··· ENTRIES SUPPLIED

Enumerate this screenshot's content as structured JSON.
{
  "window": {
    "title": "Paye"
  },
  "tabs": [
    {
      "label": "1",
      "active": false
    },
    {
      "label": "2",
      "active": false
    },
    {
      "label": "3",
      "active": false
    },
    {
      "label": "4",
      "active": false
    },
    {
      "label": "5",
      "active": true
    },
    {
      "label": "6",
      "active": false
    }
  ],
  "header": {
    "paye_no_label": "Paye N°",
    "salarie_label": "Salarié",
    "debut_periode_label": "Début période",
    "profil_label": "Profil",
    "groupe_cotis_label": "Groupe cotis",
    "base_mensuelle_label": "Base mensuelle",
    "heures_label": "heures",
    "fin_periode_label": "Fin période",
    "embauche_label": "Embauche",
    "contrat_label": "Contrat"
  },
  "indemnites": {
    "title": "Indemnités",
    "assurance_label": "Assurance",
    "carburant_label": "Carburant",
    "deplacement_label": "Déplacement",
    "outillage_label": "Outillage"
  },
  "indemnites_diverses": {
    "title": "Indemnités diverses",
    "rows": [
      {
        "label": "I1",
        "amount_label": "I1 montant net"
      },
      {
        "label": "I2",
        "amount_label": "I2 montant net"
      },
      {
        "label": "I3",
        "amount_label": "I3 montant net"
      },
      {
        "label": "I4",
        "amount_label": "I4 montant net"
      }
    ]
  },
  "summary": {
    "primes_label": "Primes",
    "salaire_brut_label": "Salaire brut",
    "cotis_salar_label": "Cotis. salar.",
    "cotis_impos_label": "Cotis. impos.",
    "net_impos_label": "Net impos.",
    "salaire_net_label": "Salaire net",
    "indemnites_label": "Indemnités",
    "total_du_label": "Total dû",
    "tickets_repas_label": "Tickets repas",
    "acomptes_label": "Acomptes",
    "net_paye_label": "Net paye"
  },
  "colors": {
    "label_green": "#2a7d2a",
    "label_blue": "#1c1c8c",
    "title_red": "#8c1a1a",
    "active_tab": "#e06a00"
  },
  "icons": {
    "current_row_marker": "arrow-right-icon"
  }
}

······

*WHAT TO PRODUCE*: Set down every record above exactly as given.

*RIGHT ANSWER*:
Enumerate this screenshot's content as structured JSON.
{
  "window": {
    "title": "Paye"
  },
  "tabs": [
    {
      "label": "1",
      "active": false
    },
    {
      "label": "2",
      "active": false
    },
    {
      "label": "3",
      "active": false
    },
    {
      "label": "4",
      "active": false
    },
    {
      "label": "5",
      "active": true
    },
    {
      "label": "6",
      "active": false
    }
  ],
  "header": {
    "paye_no_label": "Paye N°",
    "salarie_label": "Salarié",
    "debut_periode_label": "Début période",
    "profil_label": "Profil",
    "groupe_cotis_label": "Groupe cotis",
    "base_mensuelle_label": "Base mensuelle",
    "heures_label": "heures",
    "fin_periode_label": "Fin période",
    "embauche_label": "Embauche",
    "contrat_label": "Contrat"
  },
  "indemnites": {
    "title": "Indemnités",
    "assurance_label": "Assurance",
    "carburant_label": "Carburant",
    "deplacement_label": "Déplacement",
    "outillage_label": "Outillage"
  },
  "indemnites_diverses": {
    "title": "Indemnités diverses",
    "rows": [
      {
        "label": "I1",
        "amount_label": "I1 montant net"
      },
      {
        "label": "I2",
        "amount_label": "I2 montant net"
      },
      {
        "label": "I3",
        "amount_label": "I3 montant net"
      },
      {
        "label": "I4",
        "amount_label": "I4 montant net"
      }
    ]
  },
  "summary": {
    "primes_label": "Primes",
    "salaire_brut_label": "Salaire brut",
    "cotis_salar_label": "Cotis. salar.",
    "cotis_impos_label": "Cotis. impos.",
    "net_impos_label": "Net impos.",
    "salaire_net_label": "Salaire net",
    "indemnites_label": "Indemnités",
    "total_du_label": "Total dû",
    "tickets_repas_label": "Tickets repas",
    "acomptes_label": "Acomptes",
    "net_paye_label": "Net paye"
  },
  "colors": {
    "label_green": "#2a7d2a",
    "label_blue": "#1c1c8c",
    "title_red": "#8c1a1a",
    "active_tab": "#e06a00"
  },
  "icons": {
    "current_row_marker": "arrow-right-icon"
  }
}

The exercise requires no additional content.